» **DATASET ROWS**:
# # # # # # #
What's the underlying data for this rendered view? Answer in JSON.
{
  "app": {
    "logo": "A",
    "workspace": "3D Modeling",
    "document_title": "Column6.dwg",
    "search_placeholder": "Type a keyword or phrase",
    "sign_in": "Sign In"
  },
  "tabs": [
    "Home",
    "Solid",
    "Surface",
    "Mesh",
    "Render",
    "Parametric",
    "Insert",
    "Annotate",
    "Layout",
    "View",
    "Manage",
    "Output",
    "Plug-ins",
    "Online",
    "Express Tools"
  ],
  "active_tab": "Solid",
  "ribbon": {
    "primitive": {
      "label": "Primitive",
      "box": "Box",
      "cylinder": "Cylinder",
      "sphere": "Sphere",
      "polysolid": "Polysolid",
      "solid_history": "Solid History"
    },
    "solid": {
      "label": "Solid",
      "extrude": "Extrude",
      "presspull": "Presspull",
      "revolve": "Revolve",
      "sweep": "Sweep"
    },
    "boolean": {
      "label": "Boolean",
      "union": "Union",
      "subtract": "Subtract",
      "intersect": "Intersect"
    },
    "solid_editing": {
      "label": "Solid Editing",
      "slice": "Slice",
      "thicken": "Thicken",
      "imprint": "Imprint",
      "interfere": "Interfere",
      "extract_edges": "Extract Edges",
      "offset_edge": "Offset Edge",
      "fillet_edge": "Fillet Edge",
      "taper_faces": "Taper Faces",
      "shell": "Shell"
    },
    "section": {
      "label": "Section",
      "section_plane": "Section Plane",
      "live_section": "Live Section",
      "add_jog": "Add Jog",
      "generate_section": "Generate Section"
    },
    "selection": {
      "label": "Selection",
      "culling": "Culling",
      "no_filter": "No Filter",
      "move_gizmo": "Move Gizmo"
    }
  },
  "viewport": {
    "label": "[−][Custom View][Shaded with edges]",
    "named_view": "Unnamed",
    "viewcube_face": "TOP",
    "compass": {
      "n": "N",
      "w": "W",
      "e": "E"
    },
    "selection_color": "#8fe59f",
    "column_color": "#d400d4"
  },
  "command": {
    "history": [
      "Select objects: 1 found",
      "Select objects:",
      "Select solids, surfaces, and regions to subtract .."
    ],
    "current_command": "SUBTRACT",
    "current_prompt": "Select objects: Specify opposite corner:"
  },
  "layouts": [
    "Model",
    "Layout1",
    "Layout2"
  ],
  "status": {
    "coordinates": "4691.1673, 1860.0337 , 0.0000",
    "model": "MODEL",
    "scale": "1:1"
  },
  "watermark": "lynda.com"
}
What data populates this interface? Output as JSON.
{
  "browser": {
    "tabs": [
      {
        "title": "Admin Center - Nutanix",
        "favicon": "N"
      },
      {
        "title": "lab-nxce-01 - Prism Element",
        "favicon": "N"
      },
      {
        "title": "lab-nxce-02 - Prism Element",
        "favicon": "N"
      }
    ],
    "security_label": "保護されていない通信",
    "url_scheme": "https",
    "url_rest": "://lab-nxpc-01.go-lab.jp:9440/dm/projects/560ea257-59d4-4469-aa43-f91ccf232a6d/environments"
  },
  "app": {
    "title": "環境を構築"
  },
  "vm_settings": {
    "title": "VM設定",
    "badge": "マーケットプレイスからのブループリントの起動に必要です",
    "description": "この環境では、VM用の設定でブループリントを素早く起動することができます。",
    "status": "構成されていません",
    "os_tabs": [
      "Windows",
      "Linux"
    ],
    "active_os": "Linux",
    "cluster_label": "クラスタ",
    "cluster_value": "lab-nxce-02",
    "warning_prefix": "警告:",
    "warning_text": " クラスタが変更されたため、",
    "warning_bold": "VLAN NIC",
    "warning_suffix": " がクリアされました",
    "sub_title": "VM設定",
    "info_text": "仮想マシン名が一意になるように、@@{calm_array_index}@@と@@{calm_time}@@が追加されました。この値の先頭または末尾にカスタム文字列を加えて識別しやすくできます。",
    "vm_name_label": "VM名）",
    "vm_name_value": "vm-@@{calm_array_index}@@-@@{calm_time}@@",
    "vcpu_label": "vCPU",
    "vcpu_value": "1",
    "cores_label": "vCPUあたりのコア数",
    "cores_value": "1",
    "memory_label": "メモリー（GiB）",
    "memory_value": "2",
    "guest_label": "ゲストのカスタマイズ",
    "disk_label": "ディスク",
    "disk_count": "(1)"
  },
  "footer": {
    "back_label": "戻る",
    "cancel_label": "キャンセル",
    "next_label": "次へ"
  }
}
# # # # # # #
» **TASK BRIEF**: Write the data out again in full and exactly.

» **RESULT OF THIS TASK**:
What's the underlying data for this rendered view? Answer in JSON.
{
  "app": {
    "logo": "A",
    "workspace": "3D Modeling",
    "document_title": "Column6.dwg",
    "search_placeholder": "Type a keyword or phrase",
    "sign_in": "Sign In"
  },
  "tabs": [
    "Home",
    "Solid",
    "Surface",
    "Mesh",
    "Render",
    "Parametric",
    "Insert",
    "Annotate",
    "Layout",
    "View",
    "Manage",
    "Output",
    "Plug-ins",
    "Online",
    "Express Tools"
  ],
  "active_tab": "Solid",
  "ribbon": {
    "primitive": {
      "label": "Primitive",
      "box": "Box",
      "cylinder": "Cylinder",
      "sphere": "Sphere",
      "polysolid": "Polysolid",
      "solid_history": "Solid History"
    },
    "solid": {
      "label": "Solid",
      "extrude": "Extrude",
      "presspull": "Presspull",
      "revolve": "Revolve",
      "sweep": "Sweep"
    },
    "boolean": {
      "label": "Boolean",
      "union": "Union",
      "subtract": "Subtract",
      "intersect": "Intersect"
    },
    "solid_editing": {
      "label": "Solid Editing",
      "slice": "Slice",
      "thicken": "Thicken",
      "imprint": "Imprint",
      "interfere": "Interfere",
      "extract_edges": "Extract Edges",
      "offset_edge": "Offset Edge",
      "fillet_edge": "Fillet Edge",
      "taper_faces": "Taper Faces",
      "shell": "Shell"
    },
    "section": {
      "label": "Section",
      "section_plane": "Section Plane",
      "live_section": "Live Section",
      "add_jog": "Add Jog",
      "generate_section": "Generate Section"
    },
    "selection": {
      "label": "Selection",
      "culling": "Culling",
      "no_filter": "No Filter",
      "move_gizmo": "Move Gizmo"
    }
  },
  "viewport": {
    "label": "[−][Custom View][Shaded with edges]",
    "named_view": "Unnamed",
    "viewcube_face": "TOP",
    "compass": {
      "n": "N",
      "w": "W",
      "e": "E"
    },
    "selection_color": "#8fe59f",
    "column_color": "#d400d4"
  },
  "command": {
    "history": [
      "Select objects: 1 found",
      "Select objects:",
      "Select solids, surfaces, and regions to subtract .."
    ],
    "current_command": "SUBTRACT",
    "current_prompt": "Select objects: Specify opposite corner:"
  },
  "layouts": [
    "Model",
    "Layout1",
    "Layout2"
  ],
  "status": {
    "coordinates": "4691.1673, 1860.0337 , 0.0000",
    "model": "MODEL",
    "scale": "1:1"
  },
  "watermark": "lynda.com"
}
What data populates this interface? Output as JSON.
{
  "browser": {
    "tabs": [
      {
        "title": "Admin Center - Nutanix",
        "favicon": "N"
      },
      {
        "title": "lab-nxce-01 - Prism Element",
        "favicon": "N"
      },
      {
        "title": "lab-nxce-02 - Prism Element",
        "favicon": "N"
      }
    ],
    "security_label": "保護されていない通信",
    "url_scheme": "https",
    "url_rest": "://lab-nxpc-01.go-lab.jp:9440/dm/projects/560ea257-59d4-4469-aa43-f91ccf232a6d/environments"
  },
  "app": {
    "title": "環境を構築"
  },
  "vm_settings": {
    "title": "VM設定",
    "badge": "マーケットプレイスからのブループリントの起動に必要です",
    "description": "この環境では、VM用の設定でブループリントを素早く起動することができます。",
    "status": "構成されていません",
    "os_tabs": [
      "Windows",
      "Linux"
    ],
    "active_os": "Linux",
    "cluster_label": "クラスタ",
    "cluster_value": "lab-nxce-02",
    "warning_prefix": "警告:",
    "warning_text": " クラスタが変更されたため、",
    "warning_bold": "VLAN NIC",
    "warning_suffix": " がクリアされました",
    "sub_title": "VM設定",
    "info_text": "仮想マシン名が一意になるように、@@{calm_array_index}@@と@@{calm_time}@@が追加されました。この値の先頭または末尾にカスタム文字列を加えて識別しやすくできます。",
    "vm_name_label": "VM名）",
    "vm_name_value": "vm-@@{calm_array_index}@@-@@{calm_time}@@",
    "vcpu_label": "vCPU",
    "vcpu_value": "1",
    "cores_label": "vCPUあたりのコア数",
    "cores_value": "1",
    "memory_label": "メモリー（GiB）",
    "memory_value": "2",
    "guest_label": "ゲストのカスタマイズ",
    "disk_label": "ディスク",
    "disk_count": "(1)"
  },
  "footer": {
    "back_label": "戻る",
    "cancel_label": "キャンセル",
    "next_label": "次へ"
  }
}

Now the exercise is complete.